[Provided records Boundary: Start]

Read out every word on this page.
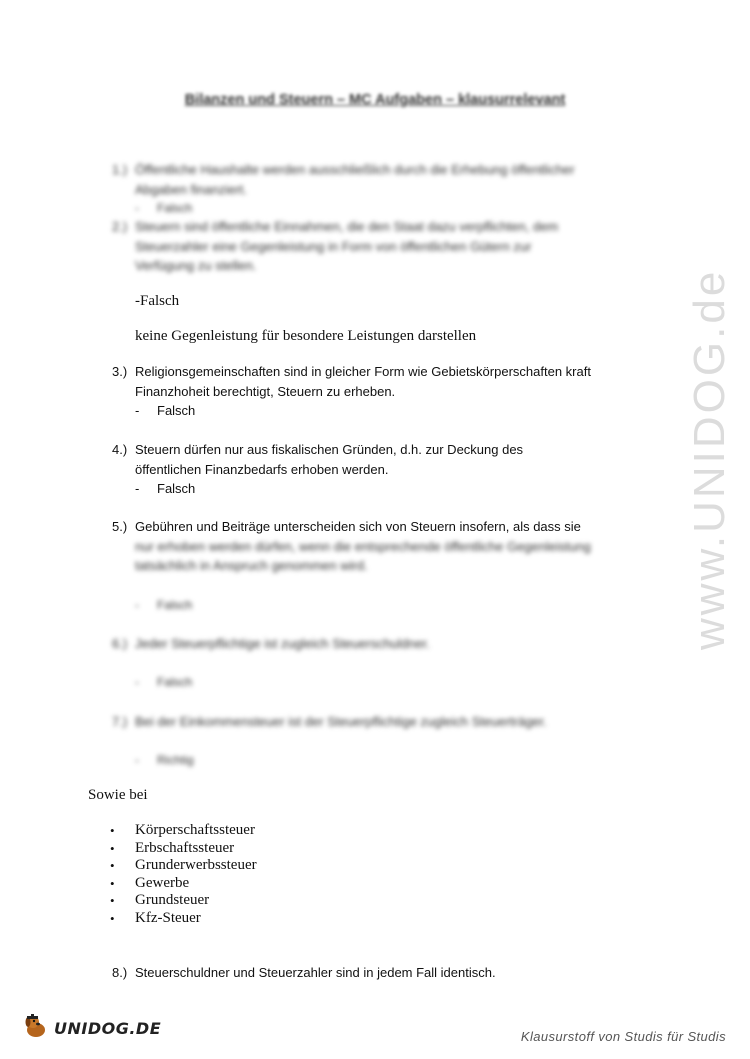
Bilanzen und Steuern – MC Aufgaben – klausurrelevant
1.) Öffentliche Haushalte werden ausschließlich durch die Erhebung öffentlicher
Abgaben finanziert.
- Falsch
2.) Steuern sind öffentliche Einnahmen, die den Staat dazu verpflichten, dem
Steuerzahler eine Gegenleistung in Form von öffentlichen Gütern zur
Verfügung zu stellen.
-Falsch
keine Gegenleistung für besondere Leistungen darstellen
3.) Religionsgemeinschaften sind in gleicher Form wie Gebietskörperschaften kraft
Finanzhoheit berechtigt, Steuern zu erheben.
- Falsch
4.) Steuern dürfen nur aus fiskalischen Gründen, d.h. zur Deckung des
öffentlichen Finanzbedarfs erhoben werden.
- Falsch
5.) Gebühren und Beiträge unterscheiden sich von Steuern insofern, als dass sie
nur erhoben werden dürfen, wenn die entsprechende öffentliche Gegenleistung
tatsächlich in Anspruch genommen wird.
- Falsch
6.) Jeder Steuerpflichtige ist zugleich Steuerschuldner.
- Falsch
7.) Bei der Einkommensteuer ist der Steuerpflichtige zugleich Steuerträger.
- Richtig
Sowie bei
• Körperschaftssteuer
• Erbschaftssteuer
• Grunderwerbssteuer
• Gewerbe
• Grundsteuer
• Kfz-Steuer
8.) Steuerschuldner und Steuerzahler sind in jedem Fall identisch.
www.UNIDOG.de
UNIDOG.DE	Klausurstoff von Studis für Studis
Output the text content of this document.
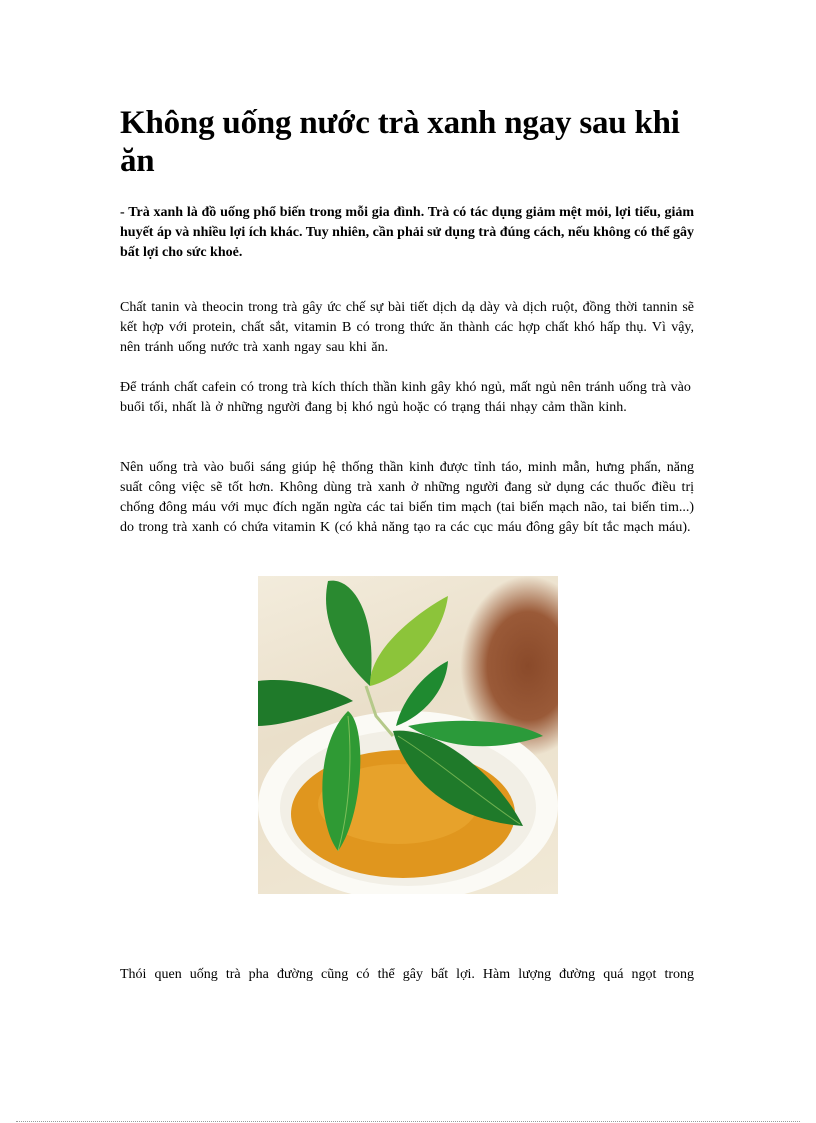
Không uống nước trà xanh ngay sau khi ăn

- Trà xanh là đồ uống phổ biến trong mỗi gia đình. Trà có tác dụng giảm mệt mỏi, lợi tiểu, giảm huyết áp và nhiều lợi ích khác. Tuy nhiên, cần phải sử dụng trà đúng cách, nếu không có thể gây bất lợi cho sức khoẻ.

Chất tanin và theocin trong trà gây ức chế sự bài tiết dịch dạ dày và dịch ruột, đồng thời tannin sẽ kết hợp với protein, chất sắt, vitamin B có trong thức ăn thành các hợp chất khó hấp thụ. Vì vậy, nên tránh uống nước trà xanh ngay sau khi ăn.

Để tránh chất cafein có trong trà kích thích thần kinh gây khó ngủ, mất ngủ nên tránh uống trà vào buổi tối, nhất là ở những người đang bị khó ngủ hoặc có trạng thái nhạy cảm thần kinh.

Nên uống trà vào buổi sáng giúp hệ thống thần kinh được tỉnh táo, minh mẫn, hưng phấn, năng suất công việc sẽ tốt hơn. Không dùng trà xanh ở những người đang sử dụng các thuốc điều trị chống đông máu với mục đích ngăn ngừa các tai biến tim mạch (tai biến mạch não, tai biến tim...) do trong trà xanh có chứa vitamin K (có khả năng tạo ra các cục máu đông gây bít tắc mạch máu).

Thói quen uống trà pha đường cũng có thể gây bất lợi. Hàm lượng đường quá ngọt trong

[Provided records Boundary: End]

Set down the records exactly, without the pictures.

- _Result of this task_
Read out every word on this page.
Bilanzen und Steuern – MC Aufgaben – klausurrelevant
1.) Öffentliche Haushalte werden ausschließlich durch die Erhebung öffentlicher
Abgaben finanziert.
- Falsch
2.) Steuern sind öffentliche Einnahmen, die den Staat dazu verpflichten, dem
Steuerzahler eine Gegenleistung in Form von öffentlichen Gütern zur
Verfügung zu stellen.
-Falsch
keine Gegenleistung für besondere Leistungen darstellen
3.) Religionsgemeinschaften sind in gleicher Form wie Gebietskörperschaften kraft
Finanzhoheit berechtigt, Steuern zu erheben.
- Falsch
4.) Steuern dürfen nur aus fiskalischen Gründen, d.h. zur Deckung des
öffentlichen Finanzbedarfs erhoben werden.
- Falsch
5.) Gebühren und Beiträge unterscheiden sich von Steuern insofern, als dass sie
nur erhoben werden dürfen, wenn die entsprechende öffentliche Gegenleistung
tatsächlich in Anspruch genommen wird.
- Falsch
6.) Jeder Steuerpflichtige ist zugleich Steuerschuldner.
- Falsch
7.) Bei der Einkommensteuer ist der Steuerpflichtige zugleich Steuerträger.
- Richtig
Sowie bei
• Körperschaftssteuer
• Erbschaftssteuer
• Grunderwerbssteuer
• Gewerbe
• Grundsteuer
• Kfz-Steuer
8.) Steuerschuldner und Steuerzahler sind in jedem Fall identisch.
www.UNIDOG.de
UNIDOG.DE	Klausurstoff von Studis für Studis
Output the text content of this document.
Không uống nước trà xanh ngay sau khi ăn

- Trà xanh là đồ uống phổ biến trong mỗi gia đình. Trà có tác dụng giảm mệt mỏi, lợi tiểu, giảm huyết áp và nhiều lợi ích khác. Tuy nhiên, cần phải sử dụng trà đúng cách, nếu không có thể gây bất lợi cho sức khoẻ.

Chất tanin và theocin trong trà gây ức chế sự bài tiết dịch dạ dày và dịch ruột, đồng thời tannin sẽ kết hợp với protein, chất sắt, vitamin B có trong thức ăn thành các hợp chất khó hấp thụ. Vì vậy, nên tránh uống nước trà xanh ngay sau khi ăn.

Để tránh chất cafein có trong trà kích thích thần kinh gây khó ngủ, mất ngủ nên tránh uống trà vào buổi tối, nhất là ở những người đang bị khó ngủ hoặc có trạng thái nhạy cảm thần kinh.

Nên uống trà vào buổi sáng giúp hệ thống thần kinh được tỉnh táo, minh mẫn, hưng phấn, năng suất công việc sẽ tốt hơn. Không dùng trà xanh ở những người đang sử dụng các thuốc điều trị chống đông máu với mục đích ngăn ngừa các tai biến tim mạch (tai biến mạch não, tai biến tim...) do trong trà xanh có chứa vitamin K (có khả năng tạo ra các cục máu đông gây bít tắc mạch máu).

Thói quen uống trà pha đường cũng có thể gây bất lợi. Hàm lượng đường quá ngọt trong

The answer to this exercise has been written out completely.